─── DATA EXCERPTS

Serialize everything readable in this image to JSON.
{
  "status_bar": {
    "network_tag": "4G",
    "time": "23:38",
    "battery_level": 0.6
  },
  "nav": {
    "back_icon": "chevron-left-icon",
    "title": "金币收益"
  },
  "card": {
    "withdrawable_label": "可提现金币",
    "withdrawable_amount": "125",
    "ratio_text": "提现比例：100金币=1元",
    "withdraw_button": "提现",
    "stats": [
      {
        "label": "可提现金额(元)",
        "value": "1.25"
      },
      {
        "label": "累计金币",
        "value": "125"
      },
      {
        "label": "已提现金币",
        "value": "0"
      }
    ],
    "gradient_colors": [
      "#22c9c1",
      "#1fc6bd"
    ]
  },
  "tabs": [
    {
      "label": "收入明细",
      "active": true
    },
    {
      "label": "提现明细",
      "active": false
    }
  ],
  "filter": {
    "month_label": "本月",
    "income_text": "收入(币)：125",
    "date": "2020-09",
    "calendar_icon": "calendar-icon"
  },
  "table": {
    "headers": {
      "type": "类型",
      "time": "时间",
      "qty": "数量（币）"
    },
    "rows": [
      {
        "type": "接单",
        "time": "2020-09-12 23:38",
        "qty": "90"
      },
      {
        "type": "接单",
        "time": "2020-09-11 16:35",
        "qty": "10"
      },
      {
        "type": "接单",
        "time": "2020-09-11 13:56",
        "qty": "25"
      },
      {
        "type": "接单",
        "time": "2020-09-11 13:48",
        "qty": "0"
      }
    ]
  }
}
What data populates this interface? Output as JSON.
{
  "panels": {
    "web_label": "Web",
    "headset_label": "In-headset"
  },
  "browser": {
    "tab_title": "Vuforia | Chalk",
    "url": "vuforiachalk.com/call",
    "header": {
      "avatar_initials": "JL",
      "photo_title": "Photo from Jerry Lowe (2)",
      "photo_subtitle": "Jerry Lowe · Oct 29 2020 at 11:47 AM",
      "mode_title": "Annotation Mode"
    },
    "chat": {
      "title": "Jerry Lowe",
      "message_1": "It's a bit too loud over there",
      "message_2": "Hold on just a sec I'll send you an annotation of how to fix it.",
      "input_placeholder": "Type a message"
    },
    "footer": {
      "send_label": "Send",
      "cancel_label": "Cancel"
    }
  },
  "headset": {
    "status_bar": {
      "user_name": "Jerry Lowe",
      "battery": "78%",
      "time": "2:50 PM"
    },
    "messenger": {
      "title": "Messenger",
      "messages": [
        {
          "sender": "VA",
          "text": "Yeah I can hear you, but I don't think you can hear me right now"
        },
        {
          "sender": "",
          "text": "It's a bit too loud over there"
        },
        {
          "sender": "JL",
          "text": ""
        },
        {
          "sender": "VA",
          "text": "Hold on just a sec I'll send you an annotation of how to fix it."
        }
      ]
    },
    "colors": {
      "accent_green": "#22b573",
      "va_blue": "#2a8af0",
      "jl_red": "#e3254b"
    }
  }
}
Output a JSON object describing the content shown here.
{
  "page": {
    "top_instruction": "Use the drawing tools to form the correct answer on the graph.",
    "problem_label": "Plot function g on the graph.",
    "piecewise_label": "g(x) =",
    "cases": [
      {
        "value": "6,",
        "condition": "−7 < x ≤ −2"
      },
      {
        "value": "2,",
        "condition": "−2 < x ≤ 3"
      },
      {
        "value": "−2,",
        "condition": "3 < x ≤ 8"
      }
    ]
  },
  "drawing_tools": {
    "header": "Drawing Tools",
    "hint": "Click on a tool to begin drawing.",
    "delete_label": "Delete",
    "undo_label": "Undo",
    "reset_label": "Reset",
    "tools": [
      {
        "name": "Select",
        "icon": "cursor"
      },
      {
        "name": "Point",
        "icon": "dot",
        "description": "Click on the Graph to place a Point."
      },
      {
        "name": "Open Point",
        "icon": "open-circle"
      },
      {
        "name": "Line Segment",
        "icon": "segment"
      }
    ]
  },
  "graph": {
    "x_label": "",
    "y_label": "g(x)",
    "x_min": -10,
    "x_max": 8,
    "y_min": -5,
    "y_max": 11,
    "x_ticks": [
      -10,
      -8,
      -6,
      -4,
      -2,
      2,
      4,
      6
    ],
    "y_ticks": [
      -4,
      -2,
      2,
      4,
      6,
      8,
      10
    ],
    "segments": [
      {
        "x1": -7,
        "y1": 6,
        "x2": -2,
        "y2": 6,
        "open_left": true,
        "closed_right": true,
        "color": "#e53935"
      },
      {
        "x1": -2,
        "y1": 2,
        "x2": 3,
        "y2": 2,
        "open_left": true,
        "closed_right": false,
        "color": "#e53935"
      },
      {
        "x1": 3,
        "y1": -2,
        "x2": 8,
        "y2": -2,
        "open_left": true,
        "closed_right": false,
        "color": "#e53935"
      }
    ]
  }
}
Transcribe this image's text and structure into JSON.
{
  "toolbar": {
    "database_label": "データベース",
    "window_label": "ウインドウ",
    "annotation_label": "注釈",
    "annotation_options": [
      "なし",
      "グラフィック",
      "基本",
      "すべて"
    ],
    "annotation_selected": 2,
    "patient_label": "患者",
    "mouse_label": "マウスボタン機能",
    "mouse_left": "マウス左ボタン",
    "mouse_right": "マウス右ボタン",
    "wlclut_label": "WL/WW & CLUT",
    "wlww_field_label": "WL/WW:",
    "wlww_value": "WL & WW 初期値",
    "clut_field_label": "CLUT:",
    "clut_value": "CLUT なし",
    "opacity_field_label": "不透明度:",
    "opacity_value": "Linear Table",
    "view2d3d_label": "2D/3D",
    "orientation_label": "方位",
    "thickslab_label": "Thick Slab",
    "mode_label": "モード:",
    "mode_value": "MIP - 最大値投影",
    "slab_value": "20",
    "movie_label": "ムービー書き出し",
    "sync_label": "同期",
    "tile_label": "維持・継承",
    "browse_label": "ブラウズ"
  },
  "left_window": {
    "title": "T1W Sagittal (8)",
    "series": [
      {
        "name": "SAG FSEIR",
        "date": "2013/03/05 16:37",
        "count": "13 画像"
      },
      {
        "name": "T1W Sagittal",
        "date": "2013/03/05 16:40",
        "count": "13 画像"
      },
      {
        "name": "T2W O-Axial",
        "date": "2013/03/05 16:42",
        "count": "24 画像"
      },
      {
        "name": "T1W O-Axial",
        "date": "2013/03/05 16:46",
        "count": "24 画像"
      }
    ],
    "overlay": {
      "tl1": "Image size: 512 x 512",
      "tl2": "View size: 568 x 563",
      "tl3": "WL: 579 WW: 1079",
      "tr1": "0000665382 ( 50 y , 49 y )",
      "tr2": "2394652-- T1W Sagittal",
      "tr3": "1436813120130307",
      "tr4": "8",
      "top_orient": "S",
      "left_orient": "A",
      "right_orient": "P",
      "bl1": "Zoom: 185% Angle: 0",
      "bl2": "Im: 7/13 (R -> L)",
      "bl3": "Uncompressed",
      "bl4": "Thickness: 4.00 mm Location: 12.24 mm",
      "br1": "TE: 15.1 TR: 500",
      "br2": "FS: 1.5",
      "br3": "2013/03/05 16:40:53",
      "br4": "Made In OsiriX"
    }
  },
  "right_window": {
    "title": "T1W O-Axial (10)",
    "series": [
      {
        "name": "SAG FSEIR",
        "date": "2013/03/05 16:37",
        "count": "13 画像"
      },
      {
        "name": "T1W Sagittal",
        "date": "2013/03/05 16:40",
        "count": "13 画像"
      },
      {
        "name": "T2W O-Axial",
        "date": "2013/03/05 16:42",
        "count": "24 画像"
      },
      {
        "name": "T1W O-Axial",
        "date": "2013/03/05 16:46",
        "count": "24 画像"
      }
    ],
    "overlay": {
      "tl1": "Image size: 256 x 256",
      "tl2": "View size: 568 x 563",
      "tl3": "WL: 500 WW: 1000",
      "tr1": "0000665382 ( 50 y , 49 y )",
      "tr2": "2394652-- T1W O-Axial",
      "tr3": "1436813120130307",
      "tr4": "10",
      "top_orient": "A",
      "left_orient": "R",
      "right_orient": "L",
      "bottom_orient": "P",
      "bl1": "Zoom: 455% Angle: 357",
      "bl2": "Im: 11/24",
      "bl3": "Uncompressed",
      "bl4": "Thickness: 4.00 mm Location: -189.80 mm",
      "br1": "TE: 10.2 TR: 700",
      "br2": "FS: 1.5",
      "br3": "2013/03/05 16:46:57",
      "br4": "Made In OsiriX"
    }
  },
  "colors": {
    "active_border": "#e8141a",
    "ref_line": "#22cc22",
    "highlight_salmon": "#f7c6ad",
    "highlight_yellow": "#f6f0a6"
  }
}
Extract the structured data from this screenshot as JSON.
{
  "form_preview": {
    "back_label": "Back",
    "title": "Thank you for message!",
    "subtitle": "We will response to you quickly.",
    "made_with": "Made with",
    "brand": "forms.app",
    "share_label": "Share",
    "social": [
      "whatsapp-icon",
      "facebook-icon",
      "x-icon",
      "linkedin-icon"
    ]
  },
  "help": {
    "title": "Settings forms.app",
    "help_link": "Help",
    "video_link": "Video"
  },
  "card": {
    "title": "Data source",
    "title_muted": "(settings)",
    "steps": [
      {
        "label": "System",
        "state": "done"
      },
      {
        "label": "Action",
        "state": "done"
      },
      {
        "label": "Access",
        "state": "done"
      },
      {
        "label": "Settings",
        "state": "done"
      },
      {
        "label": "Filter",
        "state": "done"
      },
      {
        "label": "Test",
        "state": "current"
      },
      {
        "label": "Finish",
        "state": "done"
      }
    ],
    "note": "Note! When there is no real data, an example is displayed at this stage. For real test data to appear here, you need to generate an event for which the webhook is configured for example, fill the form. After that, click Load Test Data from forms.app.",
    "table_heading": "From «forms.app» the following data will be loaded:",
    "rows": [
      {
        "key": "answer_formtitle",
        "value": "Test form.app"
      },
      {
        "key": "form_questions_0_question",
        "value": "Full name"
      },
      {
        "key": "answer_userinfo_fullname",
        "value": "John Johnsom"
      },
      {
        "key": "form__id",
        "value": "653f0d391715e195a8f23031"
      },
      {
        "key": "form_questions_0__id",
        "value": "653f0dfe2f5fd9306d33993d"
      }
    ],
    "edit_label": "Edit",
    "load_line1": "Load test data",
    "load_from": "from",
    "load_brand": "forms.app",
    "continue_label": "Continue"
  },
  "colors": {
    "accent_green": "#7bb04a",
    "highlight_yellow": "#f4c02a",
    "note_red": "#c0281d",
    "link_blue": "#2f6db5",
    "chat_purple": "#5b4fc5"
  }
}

──────

Keep only the lines that hold the string "just", and copy them out.

FINAL RESULT:
      "message_2": "Hold on just a sec I'll send you an annotation of how to fix it.",
          "text": "Hold on just a sec I'll send you an annotation of how to fix it."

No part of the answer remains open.